====== Data for the task
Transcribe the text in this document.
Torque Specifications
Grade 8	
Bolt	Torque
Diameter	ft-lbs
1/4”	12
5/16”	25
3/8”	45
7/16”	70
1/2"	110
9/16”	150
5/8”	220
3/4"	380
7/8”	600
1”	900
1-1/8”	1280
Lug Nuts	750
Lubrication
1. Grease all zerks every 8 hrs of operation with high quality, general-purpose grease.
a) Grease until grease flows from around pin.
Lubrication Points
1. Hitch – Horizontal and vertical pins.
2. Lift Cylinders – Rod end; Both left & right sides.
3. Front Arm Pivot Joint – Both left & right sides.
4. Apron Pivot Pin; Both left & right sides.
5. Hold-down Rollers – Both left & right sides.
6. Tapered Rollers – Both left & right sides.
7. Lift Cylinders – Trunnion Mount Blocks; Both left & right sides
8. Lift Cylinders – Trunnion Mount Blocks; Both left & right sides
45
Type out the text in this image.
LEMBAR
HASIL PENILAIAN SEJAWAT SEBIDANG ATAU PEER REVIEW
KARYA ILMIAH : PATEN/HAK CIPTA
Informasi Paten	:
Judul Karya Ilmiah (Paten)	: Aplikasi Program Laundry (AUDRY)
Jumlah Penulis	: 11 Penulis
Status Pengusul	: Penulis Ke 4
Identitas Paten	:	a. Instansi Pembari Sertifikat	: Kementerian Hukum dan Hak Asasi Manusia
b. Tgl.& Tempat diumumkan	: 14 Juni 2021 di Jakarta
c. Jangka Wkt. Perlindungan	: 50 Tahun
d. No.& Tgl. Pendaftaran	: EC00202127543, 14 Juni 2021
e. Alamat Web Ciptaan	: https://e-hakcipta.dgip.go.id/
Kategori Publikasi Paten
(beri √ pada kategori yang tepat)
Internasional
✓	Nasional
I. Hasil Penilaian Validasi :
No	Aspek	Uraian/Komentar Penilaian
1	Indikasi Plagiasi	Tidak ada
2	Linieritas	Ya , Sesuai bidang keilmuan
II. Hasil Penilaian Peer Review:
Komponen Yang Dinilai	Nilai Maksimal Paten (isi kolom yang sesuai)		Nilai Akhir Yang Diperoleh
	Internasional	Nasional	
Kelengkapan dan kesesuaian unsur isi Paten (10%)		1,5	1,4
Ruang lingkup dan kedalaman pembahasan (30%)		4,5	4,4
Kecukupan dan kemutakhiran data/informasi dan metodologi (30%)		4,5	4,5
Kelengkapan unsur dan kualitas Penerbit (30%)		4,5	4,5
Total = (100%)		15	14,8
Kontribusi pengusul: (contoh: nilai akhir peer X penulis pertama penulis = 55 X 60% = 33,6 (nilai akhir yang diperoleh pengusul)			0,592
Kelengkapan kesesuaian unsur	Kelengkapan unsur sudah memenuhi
============
> _Set task_: Find all the lines containing "Torque" in the material, then copy them.

> _Task solution_:
Torque Specifications
Bolt	Torque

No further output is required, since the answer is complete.